== Task directions ==
Identify and pull out each line of the entries in which "with" occurs.
[BEGIN Data for this exercise]
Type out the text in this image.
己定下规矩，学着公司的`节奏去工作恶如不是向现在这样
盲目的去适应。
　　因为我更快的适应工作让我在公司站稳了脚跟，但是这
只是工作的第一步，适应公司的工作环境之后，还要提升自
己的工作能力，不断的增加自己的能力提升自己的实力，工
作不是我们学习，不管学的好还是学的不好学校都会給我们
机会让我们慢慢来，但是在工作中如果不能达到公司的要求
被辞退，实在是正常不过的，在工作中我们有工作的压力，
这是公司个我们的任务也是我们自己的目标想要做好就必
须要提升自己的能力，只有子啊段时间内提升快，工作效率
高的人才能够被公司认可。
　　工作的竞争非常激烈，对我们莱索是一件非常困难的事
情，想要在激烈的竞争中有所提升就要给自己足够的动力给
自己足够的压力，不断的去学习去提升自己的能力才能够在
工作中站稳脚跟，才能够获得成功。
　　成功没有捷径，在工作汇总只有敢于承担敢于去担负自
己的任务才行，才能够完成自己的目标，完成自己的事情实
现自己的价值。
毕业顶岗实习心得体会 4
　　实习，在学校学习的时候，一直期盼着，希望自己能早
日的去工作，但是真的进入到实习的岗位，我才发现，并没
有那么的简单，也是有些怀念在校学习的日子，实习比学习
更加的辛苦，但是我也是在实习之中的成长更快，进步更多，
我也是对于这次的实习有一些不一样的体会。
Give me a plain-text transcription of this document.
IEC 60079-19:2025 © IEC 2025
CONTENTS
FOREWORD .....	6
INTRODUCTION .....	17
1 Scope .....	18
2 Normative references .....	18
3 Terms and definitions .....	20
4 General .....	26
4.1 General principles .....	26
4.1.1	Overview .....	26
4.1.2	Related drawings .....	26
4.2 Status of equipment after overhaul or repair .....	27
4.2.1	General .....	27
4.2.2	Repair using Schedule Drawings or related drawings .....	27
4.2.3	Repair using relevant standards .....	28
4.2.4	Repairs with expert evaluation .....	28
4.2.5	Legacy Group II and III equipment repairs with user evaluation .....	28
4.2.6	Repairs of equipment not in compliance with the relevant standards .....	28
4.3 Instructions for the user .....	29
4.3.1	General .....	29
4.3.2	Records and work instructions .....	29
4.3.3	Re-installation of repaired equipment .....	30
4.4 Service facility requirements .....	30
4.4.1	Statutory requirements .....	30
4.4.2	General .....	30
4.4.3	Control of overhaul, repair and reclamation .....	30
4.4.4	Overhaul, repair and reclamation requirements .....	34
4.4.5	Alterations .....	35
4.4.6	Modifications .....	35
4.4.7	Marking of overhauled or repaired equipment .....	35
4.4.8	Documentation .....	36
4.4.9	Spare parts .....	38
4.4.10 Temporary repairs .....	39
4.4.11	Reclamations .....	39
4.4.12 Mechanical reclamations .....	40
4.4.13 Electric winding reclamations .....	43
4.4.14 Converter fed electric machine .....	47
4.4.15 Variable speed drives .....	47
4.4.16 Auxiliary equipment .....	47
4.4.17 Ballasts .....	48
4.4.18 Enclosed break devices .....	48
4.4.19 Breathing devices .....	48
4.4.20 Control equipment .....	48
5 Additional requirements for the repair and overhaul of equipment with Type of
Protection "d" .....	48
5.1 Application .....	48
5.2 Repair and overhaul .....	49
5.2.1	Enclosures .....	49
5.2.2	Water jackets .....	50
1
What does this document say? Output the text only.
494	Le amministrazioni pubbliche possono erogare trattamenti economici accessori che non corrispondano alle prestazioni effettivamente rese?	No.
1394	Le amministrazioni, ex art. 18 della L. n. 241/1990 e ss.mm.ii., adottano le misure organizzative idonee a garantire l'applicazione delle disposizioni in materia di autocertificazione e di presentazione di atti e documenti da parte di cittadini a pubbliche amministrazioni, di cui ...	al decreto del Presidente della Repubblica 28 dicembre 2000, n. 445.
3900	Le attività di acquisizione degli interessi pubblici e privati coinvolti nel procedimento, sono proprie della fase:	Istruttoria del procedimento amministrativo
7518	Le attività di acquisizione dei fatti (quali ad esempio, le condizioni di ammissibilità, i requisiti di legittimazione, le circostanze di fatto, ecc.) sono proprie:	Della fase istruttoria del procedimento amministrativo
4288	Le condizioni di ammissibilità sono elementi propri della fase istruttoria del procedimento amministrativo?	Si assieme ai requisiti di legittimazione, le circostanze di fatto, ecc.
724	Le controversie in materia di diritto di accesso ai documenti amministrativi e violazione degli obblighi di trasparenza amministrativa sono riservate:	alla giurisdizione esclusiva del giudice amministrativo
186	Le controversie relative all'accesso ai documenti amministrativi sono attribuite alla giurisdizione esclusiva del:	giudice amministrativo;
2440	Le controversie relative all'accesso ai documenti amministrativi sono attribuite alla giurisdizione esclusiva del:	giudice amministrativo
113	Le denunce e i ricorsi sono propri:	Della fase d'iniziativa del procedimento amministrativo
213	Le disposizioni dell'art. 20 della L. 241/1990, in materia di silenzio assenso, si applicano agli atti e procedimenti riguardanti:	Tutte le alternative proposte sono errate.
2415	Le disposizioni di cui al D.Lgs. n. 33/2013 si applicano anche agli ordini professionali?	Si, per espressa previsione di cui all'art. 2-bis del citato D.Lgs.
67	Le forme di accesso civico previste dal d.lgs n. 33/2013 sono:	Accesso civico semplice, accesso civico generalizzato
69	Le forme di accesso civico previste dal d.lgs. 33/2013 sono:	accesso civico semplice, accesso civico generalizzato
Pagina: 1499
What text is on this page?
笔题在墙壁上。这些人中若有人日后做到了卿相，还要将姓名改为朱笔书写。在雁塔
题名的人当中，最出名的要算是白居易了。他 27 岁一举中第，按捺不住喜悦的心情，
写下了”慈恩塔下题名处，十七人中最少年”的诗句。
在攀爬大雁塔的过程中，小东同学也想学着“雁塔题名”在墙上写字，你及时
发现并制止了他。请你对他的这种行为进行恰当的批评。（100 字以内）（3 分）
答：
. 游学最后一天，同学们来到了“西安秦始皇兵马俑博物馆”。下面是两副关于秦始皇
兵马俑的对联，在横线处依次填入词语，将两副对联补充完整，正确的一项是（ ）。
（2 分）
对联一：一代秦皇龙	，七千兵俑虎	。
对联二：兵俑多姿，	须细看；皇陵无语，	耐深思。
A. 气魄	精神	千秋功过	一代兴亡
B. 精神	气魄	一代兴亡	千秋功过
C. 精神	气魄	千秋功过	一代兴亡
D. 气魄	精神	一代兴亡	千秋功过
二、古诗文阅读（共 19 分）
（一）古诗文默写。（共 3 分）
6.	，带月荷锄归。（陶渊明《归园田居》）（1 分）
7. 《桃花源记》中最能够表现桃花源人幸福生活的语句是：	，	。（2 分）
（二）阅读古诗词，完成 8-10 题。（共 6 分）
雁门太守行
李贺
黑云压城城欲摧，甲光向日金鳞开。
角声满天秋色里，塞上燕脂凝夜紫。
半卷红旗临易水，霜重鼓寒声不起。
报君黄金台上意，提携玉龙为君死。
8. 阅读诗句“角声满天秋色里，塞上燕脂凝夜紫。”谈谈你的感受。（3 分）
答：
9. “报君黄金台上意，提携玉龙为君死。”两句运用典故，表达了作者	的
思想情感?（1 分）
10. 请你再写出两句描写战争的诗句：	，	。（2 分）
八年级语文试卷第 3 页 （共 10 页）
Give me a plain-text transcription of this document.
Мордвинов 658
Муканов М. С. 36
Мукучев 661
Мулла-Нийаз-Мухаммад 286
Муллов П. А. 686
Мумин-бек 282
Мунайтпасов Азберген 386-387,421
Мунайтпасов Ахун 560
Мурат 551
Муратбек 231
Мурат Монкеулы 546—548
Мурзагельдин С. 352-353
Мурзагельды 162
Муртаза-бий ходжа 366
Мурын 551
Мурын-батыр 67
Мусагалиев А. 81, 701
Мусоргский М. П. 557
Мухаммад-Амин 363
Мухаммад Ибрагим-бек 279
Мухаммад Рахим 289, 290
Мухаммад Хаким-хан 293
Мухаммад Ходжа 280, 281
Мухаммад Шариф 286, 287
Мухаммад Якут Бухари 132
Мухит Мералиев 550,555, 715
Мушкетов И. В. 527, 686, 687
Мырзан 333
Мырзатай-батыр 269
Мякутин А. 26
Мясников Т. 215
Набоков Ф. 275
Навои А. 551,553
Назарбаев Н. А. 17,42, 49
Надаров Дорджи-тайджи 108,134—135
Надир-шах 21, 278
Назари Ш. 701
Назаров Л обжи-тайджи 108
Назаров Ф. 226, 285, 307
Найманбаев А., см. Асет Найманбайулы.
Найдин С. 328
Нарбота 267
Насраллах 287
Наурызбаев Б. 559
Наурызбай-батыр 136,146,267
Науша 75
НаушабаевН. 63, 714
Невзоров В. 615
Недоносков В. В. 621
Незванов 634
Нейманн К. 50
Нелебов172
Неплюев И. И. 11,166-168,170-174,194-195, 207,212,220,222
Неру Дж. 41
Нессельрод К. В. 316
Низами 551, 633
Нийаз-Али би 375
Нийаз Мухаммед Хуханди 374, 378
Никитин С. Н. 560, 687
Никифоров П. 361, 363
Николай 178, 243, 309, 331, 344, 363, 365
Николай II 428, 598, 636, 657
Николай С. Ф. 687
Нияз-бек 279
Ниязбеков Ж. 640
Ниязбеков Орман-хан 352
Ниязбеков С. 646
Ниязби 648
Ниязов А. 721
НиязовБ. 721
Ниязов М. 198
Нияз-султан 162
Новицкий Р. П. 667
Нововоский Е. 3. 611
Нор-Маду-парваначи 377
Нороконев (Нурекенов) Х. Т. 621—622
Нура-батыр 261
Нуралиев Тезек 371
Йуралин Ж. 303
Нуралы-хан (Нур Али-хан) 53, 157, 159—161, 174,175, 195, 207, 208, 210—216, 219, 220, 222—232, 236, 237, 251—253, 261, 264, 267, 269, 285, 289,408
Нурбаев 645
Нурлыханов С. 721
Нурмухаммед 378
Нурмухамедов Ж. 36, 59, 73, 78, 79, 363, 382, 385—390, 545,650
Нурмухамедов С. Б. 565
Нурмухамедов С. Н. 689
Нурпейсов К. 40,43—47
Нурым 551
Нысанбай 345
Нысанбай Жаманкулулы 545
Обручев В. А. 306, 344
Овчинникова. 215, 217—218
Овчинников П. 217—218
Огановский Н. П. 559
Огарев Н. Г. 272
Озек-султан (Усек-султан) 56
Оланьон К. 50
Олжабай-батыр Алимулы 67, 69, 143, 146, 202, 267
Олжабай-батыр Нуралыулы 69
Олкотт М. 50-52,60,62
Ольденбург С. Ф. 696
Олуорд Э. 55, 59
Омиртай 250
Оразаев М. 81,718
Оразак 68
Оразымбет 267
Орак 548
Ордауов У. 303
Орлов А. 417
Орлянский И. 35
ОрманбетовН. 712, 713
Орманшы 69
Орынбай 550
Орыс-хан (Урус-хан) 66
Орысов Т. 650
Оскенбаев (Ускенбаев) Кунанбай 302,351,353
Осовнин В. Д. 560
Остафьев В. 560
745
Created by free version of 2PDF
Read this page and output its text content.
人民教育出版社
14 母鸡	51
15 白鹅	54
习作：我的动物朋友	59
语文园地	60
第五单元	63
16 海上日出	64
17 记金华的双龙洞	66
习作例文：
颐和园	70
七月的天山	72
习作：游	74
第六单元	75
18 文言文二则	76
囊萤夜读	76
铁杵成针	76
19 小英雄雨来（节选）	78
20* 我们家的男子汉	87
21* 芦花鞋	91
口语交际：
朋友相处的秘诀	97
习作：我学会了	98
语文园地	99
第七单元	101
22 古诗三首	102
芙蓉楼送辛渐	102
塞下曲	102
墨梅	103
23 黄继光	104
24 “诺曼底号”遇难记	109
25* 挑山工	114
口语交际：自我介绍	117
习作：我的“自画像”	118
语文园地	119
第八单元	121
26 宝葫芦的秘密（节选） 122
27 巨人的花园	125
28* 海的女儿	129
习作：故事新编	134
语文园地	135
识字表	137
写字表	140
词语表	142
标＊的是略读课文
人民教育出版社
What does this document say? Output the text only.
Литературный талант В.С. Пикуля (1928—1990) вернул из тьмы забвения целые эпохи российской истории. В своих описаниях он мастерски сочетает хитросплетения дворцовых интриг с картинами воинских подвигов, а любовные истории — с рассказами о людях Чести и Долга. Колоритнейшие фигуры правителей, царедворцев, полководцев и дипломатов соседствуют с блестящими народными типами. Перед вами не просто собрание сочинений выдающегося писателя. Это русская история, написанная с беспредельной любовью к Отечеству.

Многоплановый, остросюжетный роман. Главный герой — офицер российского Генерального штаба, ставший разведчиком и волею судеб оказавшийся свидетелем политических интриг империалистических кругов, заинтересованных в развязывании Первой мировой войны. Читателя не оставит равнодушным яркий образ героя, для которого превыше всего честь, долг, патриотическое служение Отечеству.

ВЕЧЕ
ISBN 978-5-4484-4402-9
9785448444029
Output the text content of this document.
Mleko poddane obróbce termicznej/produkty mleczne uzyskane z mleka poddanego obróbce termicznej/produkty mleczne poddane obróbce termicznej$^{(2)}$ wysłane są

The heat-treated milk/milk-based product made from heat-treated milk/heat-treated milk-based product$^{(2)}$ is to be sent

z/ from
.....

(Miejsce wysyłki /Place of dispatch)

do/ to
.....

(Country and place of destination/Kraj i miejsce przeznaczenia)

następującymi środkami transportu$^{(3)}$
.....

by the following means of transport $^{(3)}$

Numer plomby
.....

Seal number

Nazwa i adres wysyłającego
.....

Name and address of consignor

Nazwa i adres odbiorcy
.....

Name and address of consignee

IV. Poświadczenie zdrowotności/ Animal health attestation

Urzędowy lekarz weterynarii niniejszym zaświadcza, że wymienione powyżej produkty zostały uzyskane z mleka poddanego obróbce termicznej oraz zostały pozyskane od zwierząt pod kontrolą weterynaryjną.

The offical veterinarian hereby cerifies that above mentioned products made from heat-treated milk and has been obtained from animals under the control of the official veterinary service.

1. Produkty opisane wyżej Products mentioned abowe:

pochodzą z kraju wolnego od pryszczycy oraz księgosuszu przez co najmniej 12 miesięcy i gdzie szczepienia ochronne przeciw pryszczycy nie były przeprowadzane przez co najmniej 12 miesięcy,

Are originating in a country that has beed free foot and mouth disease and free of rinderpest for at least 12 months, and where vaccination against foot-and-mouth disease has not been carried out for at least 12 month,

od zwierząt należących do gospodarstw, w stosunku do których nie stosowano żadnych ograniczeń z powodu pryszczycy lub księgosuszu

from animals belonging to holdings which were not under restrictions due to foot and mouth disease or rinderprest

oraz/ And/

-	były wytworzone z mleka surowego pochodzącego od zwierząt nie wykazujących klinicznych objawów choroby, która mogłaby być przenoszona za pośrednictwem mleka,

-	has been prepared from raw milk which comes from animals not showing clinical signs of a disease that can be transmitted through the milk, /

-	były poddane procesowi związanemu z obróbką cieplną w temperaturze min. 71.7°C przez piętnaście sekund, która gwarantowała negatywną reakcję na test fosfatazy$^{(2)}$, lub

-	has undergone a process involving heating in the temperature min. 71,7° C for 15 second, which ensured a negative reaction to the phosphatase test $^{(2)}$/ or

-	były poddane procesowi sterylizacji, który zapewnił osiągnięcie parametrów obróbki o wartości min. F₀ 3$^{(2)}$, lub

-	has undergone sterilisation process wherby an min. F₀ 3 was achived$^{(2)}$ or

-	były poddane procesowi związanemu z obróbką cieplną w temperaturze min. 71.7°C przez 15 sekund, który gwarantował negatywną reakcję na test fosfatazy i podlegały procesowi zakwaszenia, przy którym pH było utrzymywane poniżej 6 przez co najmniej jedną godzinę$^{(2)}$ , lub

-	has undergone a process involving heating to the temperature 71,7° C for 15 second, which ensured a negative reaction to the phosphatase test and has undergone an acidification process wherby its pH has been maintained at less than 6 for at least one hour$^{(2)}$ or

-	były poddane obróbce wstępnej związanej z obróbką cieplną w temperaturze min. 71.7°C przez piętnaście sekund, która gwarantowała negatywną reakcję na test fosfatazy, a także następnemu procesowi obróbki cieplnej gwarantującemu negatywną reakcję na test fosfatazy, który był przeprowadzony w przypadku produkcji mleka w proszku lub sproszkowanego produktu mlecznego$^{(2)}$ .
[END Data for this exercise]
== Answer for this exercise ==
4.2.4	Repairs with expert evaluation .....	28
4.2.5	Legacy Group II and III equipment repairs with user evaluation .....	28
4.2.6	Repairs of equipment not in compliance with the relevant standards .....	28
5 Additional requirements for the repair and overhaul of equipment with Type of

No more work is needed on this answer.